▸ Materials provided:
+ + + + + + +
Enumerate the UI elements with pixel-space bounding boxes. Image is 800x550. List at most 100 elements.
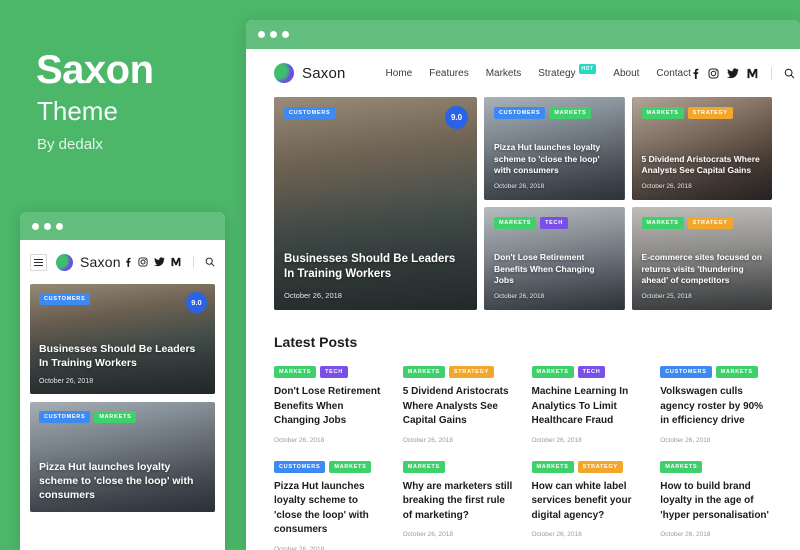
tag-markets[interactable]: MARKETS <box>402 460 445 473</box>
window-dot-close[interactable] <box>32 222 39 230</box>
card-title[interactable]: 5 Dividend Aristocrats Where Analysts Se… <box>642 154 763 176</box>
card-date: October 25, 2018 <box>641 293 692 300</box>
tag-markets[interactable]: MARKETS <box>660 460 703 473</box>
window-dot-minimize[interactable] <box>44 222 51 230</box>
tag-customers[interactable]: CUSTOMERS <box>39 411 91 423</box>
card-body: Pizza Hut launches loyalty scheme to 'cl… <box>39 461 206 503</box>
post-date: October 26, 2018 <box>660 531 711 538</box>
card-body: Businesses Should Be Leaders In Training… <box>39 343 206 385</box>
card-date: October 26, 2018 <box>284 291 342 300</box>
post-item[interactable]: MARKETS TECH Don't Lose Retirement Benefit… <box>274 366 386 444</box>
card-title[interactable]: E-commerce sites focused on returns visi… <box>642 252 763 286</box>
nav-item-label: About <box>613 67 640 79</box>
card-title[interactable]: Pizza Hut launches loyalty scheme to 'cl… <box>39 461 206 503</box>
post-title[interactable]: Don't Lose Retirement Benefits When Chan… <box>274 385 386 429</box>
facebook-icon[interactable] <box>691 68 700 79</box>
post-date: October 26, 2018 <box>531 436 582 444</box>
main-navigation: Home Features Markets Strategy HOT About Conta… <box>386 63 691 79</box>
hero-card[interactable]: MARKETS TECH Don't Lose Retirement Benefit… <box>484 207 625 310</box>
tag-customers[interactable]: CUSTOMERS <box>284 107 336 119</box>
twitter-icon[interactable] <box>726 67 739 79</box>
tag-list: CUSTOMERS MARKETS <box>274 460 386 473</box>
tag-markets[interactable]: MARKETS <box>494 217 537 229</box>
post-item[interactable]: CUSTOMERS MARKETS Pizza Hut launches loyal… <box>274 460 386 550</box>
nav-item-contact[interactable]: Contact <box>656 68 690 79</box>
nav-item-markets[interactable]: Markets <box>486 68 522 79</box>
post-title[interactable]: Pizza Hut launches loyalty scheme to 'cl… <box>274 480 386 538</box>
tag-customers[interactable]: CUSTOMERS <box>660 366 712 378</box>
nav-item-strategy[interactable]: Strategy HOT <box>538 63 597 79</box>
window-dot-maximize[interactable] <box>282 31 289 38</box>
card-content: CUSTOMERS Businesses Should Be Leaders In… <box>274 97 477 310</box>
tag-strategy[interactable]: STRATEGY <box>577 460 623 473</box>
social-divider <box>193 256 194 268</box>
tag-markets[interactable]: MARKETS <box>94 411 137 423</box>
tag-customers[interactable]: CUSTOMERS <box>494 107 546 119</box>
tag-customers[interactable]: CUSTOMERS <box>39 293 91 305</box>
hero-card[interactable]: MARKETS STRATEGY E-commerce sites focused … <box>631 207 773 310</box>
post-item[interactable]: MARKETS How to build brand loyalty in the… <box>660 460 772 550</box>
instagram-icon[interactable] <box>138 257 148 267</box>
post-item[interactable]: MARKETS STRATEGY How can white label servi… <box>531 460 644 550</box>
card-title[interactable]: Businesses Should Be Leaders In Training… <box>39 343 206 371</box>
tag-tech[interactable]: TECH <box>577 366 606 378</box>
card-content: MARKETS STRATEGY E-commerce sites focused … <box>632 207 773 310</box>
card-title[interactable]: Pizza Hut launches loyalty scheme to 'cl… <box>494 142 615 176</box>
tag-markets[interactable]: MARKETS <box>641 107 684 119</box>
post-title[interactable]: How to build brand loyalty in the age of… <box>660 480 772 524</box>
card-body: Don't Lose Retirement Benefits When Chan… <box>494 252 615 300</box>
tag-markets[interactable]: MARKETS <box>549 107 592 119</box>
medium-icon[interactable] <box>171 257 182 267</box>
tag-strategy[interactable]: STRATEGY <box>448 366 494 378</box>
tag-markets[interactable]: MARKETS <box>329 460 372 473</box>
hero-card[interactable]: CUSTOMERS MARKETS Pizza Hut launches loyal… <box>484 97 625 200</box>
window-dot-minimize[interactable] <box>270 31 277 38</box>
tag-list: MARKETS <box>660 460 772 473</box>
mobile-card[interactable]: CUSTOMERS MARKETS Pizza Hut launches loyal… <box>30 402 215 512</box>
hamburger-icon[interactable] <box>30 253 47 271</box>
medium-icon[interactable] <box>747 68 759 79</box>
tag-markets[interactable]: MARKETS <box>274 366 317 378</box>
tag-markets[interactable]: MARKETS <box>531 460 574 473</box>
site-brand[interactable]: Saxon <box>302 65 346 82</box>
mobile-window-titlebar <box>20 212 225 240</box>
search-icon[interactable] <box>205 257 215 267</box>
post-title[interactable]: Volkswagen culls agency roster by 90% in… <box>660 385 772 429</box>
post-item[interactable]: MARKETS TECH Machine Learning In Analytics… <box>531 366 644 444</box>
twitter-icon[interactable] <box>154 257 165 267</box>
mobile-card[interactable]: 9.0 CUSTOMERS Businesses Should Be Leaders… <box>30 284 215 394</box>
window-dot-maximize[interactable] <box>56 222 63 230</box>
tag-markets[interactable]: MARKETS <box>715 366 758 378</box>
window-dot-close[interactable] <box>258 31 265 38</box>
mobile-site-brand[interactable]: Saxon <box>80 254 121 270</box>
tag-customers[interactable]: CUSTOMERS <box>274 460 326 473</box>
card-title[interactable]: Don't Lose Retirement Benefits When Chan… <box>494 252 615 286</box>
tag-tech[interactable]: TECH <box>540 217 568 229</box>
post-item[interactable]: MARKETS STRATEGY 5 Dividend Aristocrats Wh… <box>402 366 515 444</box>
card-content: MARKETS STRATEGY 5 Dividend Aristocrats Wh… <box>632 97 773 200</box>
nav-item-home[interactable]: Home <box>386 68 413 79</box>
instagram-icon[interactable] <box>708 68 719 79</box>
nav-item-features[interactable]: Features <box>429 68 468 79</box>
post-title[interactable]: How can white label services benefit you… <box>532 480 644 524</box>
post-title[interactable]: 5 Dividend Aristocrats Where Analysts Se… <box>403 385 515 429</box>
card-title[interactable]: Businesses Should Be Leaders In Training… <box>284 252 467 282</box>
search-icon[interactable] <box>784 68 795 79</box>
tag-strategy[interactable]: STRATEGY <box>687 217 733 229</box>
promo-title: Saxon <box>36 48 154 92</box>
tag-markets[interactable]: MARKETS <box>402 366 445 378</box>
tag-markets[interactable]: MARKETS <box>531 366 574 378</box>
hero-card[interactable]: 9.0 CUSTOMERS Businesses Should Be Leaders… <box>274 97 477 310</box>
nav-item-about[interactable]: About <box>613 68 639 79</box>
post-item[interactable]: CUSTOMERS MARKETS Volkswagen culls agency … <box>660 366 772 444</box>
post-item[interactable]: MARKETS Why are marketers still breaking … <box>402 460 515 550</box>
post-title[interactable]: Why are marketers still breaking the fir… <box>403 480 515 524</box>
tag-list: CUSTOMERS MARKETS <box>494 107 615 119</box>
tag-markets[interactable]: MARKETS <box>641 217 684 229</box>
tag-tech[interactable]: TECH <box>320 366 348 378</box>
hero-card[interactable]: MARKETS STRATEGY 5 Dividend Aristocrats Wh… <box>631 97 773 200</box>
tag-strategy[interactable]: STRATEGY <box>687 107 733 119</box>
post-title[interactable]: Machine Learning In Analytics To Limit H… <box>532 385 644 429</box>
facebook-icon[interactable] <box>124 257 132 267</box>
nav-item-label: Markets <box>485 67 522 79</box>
+ + + + + + +
▸ Do this:
Pull out each line of the data above that contains the string "twitter". Case counts.

▸ Correct response:
twitter-icon[interactable] <box>726 67 739 79</box>
twitter-icon[interactable] <box>154 257 165 267</box>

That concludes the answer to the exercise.